(Records excerpted from a collection)

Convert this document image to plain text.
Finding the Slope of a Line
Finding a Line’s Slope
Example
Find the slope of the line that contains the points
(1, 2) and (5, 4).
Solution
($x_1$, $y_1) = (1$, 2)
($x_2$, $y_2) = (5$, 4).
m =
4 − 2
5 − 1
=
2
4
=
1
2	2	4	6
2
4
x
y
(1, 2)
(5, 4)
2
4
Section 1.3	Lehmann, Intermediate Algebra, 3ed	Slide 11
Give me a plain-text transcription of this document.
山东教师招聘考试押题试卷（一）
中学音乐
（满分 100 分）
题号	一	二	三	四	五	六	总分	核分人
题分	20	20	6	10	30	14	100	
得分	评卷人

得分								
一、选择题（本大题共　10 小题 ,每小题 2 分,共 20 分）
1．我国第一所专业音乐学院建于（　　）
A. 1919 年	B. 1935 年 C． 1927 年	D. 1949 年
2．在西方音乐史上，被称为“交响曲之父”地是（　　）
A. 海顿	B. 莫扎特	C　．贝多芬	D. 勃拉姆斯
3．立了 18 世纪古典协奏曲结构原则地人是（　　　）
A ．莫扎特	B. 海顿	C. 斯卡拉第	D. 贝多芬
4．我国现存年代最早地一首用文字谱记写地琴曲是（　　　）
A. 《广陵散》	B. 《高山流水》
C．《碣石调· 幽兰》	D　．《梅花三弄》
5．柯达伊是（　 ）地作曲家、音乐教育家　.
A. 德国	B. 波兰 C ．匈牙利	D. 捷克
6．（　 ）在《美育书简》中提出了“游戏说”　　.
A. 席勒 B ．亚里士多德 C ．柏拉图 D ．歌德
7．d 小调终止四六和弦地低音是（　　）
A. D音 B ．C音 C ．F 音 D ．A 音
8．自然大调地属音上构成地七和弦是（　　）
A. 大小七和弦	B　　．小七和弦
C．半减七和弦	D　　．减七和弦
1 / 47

* Work instructions
Reproduce all data above, unchanged.

* Result for this exercise
Convert this document image to plain text.
Finding the Slope of a Line
Finding a Line’s Slope
Example
Find the slope of the line that contains the points
(1, 2) and (5, 4).
Solution
($x_1$, $y_1) = (1$, 2)
($x_2$, $y_2) = (5$, 4).
m =
4 − 2
5 − 1
=
2
4
=
1
2	2	4	6
2
4
x
y
(1, 2)
(5, 4)
2
4
Section 1.3	Lehmann, Intermediate Algebra, 3ed	Slide 11
Give me a plain-text transcription of this document.
山东教师招聘考试押题试卷（一）
中学音乐
（满分 100 分）
题号	一	二	三	四	五	六	总分	核分人
题分	20	20	6	10	30	14	100	
得分	评卷人

得分								
一、选择题（本大题共　10 小题 ,每小题 2 分,共 20 分）
1．我国第一所专业音乐学院建于（　　）
A. 1919 年	B. 1935 年 C． 1927 年	D. 1949 年
2．在西方音乐史上，被称为“交响曲之父”地是（　　）
A. 海顿	B. 莫扎特	C　．贝多芬	D. 勃拉姆斯
3．立了 18 世纪古典协奏曲结构原则地人是（　　　）
A ．莫扎特	B. 海顿	C. 斯卡拉第	D. 贝多芬
4．我国现存年代最早地一首用文字谱记写地琴曲是（　　　）
A. 《广陵散》	B. 《高山流水》
C．《碣石调· 幽兰》	D　．《梅花三弄》
5．柯达伊是（　 ）地作曲家、音乐教育家　.
A. 德国	B. 波兰 C ．匈牙利	D. 捷克
6．（　 ）在《美育书简》中提出了“游戏说”　　.
A. 席勒 B ．亚里士多德 C ．柏拉图 D ．歌德
7．d 小调终止四六和弦地低音是（　　）
A. D音 B ．C音 C ．F 音 D ．A 音
8．自然大调地属音上构成地七和弦是（　　）
A. 大小七和弦	B　　．小七和弦
C．半减七和弦	D　　．减七和弦
1 / 47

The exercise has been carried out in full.